| WRITTEN TASK |
Go through the material below, count the lines with the word "screenshot", and reply with the count alone.

═══ DATA IN THIS EXERCISE ═══

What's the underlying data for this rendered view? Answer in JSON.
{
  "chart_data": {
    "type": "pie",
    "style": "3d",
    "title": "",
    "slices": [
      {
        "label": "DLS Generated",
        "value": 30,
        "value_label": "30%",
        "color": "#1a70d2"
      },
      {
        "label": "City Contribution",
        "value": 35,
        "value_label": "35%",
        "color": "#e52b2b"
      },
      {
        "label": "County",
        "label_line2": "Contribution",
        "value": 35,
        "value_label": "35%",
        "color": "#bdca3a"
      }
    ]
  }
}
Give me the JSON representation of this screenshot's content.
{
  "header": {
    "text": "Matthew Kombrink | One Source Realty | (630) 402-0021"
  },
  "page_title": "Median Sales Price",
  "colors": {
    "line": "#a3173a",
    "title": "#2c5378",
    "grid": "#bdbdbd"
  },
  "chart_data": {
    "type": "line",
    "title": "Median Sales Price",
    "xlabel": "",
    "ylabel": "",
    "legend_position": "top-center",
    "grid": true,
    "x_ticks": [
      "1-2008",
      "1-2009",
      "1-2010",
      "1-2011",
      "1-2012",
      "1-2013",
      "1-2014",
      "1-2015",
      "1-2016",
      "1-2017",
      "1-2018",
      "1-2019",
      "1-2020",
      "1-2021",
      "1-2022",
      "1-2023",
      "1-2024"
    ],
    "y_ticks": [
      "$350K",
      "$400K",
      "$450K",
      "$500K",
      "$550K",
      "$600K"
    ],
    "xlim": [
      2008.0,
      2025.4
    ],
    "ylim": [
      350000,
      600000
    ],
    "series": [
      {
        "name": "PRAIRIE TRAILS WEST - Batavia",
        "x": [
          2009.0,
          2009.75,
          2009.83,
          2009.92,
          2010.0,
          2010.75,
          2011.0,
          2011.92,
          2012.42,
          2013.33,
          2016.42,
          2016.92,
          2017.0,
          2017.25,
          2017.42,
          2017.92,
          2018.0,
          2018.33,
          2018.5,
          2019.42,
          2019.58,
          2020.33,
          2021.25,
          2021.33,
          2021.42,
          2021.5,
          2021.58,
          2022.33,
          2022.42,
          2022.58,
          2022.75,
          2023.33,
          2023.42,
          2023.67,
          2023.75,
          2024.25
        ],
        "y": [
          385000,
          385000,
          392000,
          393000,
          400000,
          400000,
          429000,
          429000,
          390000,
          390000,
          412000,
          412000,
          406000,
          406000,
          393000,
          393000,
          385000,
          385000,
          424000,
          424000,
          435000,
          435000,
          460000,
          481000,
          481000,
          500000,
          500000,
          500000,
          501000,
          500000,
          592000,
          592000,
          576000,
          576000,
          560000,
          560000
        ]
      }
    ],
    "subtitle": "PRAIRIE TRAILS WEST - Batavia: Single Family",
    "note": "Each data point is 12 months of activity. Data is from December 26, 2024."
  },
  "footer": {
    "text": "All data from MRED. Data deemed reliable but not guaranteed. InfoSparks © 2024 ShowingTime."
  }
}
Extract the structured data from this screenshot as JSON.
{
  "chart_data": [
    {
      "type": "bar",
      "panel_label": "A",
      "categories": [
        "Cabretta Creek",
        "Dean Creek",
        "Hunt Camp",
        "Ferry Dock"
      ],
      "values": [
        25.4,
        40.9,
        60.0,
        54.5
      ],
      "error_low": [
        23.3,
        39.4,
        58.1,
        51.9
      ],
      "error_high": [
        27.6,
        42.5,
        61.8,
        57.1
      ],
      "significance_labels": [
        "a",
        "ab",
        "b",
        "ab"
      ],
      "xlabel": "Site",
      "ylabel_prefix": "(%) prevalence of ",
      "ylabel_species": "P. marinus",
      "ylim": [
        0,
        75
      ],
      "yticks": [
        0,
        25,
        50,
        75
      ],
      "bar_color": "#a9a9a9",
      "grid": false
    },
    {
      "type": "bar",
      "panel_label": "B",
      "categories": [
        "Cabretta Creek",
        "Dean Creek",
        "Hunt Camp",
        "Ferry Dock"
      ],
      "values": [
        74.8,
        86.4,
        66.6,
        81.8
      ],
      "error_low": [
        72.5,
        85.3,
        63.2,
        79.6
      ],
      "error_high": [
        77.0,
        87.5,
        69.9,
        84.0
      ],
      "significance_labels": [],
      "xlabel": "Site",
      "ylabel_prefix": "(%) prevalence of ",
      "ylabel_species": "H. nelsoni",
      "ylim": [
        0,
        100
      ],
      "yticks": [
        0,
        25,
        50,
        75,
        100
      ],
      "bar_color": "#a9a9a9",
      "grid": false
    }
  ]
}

═══

| WRITTEN RESPONSE |
2